**Stated task:**
Please transcribe the records precisely; pictures stay out of your copy.

## start Exercise material

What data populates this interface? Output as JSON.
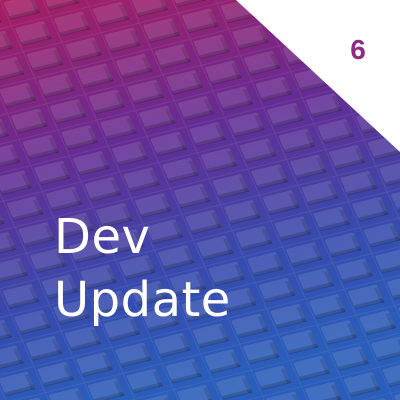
{
  "card": {
    "number": "6",
    "title_lines": [
      "Dev",
      "Update"
    ]
  },
  "colors": {
    "gradient_top": "#b0206a",
    "gradient_mid": "#6a2f9a",
    "gradient_bottom": "#2f5bbf",
    "accent_number": "#8a2b86",
    "title_text": "#ffffff",
    "corner_background": "#ffffff"
  },
  "icons": {
    "background_pattern": "isometric-cubes-pattern"
  }
}
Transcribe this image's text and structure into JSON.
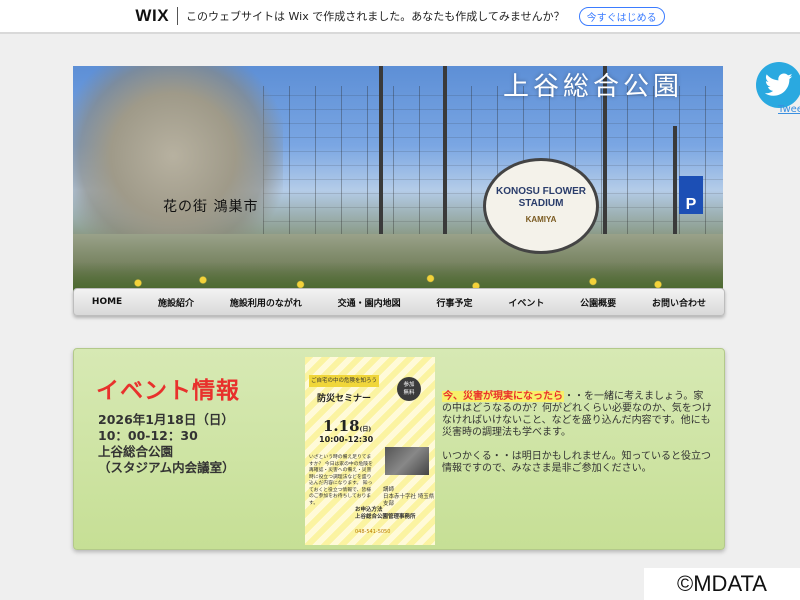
{
  "wix_banner": {
    "logo": "WIX",
    "message": "このウェブサイトは Wix で作成されました。あなたも作成してみませんか？",
    "cta": "今すぐはじめる"
  },
  "hero": {
    "park_title": "上谷総合公園",
    "tagline": "花の街 鴻巣市",
    "stadium_sign_line1": "KONOSU FLOWER",
    "stadium_sign_line2": "STADIUM",
    "stadium_sign_sponsor": "KAMIYA",
    "parking_letter": "P"
  },
  "nav": {
    "items": [
      {
        "label": "HOME"
      },
      {
        "label": "施設紹介"
      },
      {
        "label": "施設利用のながれ"
      },
      {
        "label": "交通・園内地図"
      },
      {
        "label": "行事予定"
      },
      {
        "label": "イベント"
      },
      {
        "label": "公園概要"
      },
      {
        "label": "お問い合わせ"
      }
    ]
  },
  "event": {
    "heading": "イベント情報",
    "date": "2026年1月18日（日）",
    "time": "10：00-12：30",
    "venue": "上谷総合公園",
    "room": "（スタジアム内会議室）",
    "flyer": {
      "banner": "ご自宅の中の危険を知ろう",
      "title": "防災セミナー",
      "badge_line1": "参加",
      "badge_line2": "無料",
      "date": "1.18",
      "day": "(日)",
      "time": "10:00-12:30",
      "body": "いざという時の備え足りてますか？ 今日は家の中の危険を再確認・災害への備え・災害時に役立つ調理法などを盛り込んだ内容になります。 知っておくと役立つ情報で、皆様のご参加をお待ちしております。",
      "lecturer_label": "講師",
      "lecturer": "日本赤十字社 埼玉県支部",
      "apply_label": "お申込方法",
      "apply_text": "上谷総合公園管理事務所",
      "phone": "048-541-5050"
    },
    "desc_highlight": "今、災害が現実になったら",
    "desc_p1_rest": "・・を一緒に考えましょう。家の中はどうなるのか？何がどれくらい必要なのか、気をつけなければいけないこと、などを盛り込んだ内容です。他にも災害時の調理法も学べます。",
    "desc_p2": "いつかくる・・は明日かもしれません。知っていると役立つ情報ですので、みなさま是非ご参加ください。"
  },
  "twitter": {
    "label": "Tweet"
  },
  "copyright": "©MDATA",
  "colors": {
    "accent_red": "#e8312c",
    "card_green": "#c6df95",
    "twitter_blue": "#2aa9e0",
    "wix_cta_blue": "#3b7cff"
  }
}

## end Exercise material

**Written solution:**
What data populates this interface? Output as JSON.
{
  "card": {
    "number": "6",
    "title_lines": [
      "Dev",
      "Update"
    ]
  },
  "colors": {
    "gradient_top": "#b0206a",
    "gradient_mid": "#6a2f9a",
    "gradient_bottom": "#2f5bbf",
    "accent_number": "#8a2b86",
    "title_text": "#ffffff",
    "corner_background": "#ffffff"
  },
  "icons": {
    "background_pattern": "isometric-cubes-pattern"
  }
}
Transcribe this image's text and structure into JSON.
{
  "wix_banner": {
    "logo": "WIX",
    "message": "このウェブサイトは Wix で作成されました。あなたも作成してみませんか？",
    "cta": "今すぐはじめる"
  },
  "hero": {
    "park_title": "上谷総合公園",
    "tagline": "花の街 鴻巣市",
    "stadium_sign_line1": "KONOSU FLOWER",
    "stadium_sign_line2": "STADIUM",
    "stadium_sign_sponsor": "KAMIYA",
    "parking_letter": "P"
  },
  "nav": {
    "items": [
      {
        "label": "HOME"
      },
      {
        "label": "施設紹介"
      },
      {
        "label": "施設利用のながれ"
      },
      {
        "label": "交通・園内地図"
      },
      {
        "label": "行事予定"
      },
      {
        "label": "イベント"
      },
      {
        "label": "公園概要"
      },
      {
        "label": "お問い合わせ"
      }
    ]
  },
  "event": {
    "heading": "イベント情報",
    "date": "2026年1月18日（日）",
    "time": "10：00-12：30",
    "venue": "上谷総合公園",
    "room": "（スタジアム内会議室）",
    "flyer": {
      "banner": "ご自宅の中の危険を知ろう",
      "title": "防災セミナー",
      "badge_line1": "参加",
      "badge_line2": "無料",
      "date": "1.18",
      "day": "(日)",
      "time": "10:00-12:30",
      "body": "いざという時の備え足りてますか？ 今日は家の中の危険を再確認・災害への備え・災害時に役立つ調理法などを盛り込んだ内容になります。 知っておくと役立つ情報で、皆様のご参加をお待ちしております。",
      "lecturer_label": "講師",
      "lecturer": "日本赤十字社 埼玉県支部",
      "apply_label": "お申込方法",
      "apply_text": "上谷総合公園管理事務所",
      "phone": "048-541-5050"
    },
    "desc_highlight": "今、災害が現実になったら",
    "desc_p1_rest": "・・を一緒に考えましょう。家の中はどうなるのか？何がどれくらい必要なのか、気をつけなければいけないこと、などを盛り込んだ内容です。他にも災害時の調理法も学べます。",
    "desc_p2": "いつかくる・・は明日かもしれません。知っていると役立つ情報ですので、みなさま是非ご参加ください。"
  },
  "twitter": {
    "label": "Tweet"
  },
  "copyright": "©MDATA",
  "colors": {
    "accent_red": "#e8312c",
    "card_green": "#c6df95",
    "twitter_blue": "#2aa9e0",
    "wix_cta_blue": "#3b7cff"
  }
}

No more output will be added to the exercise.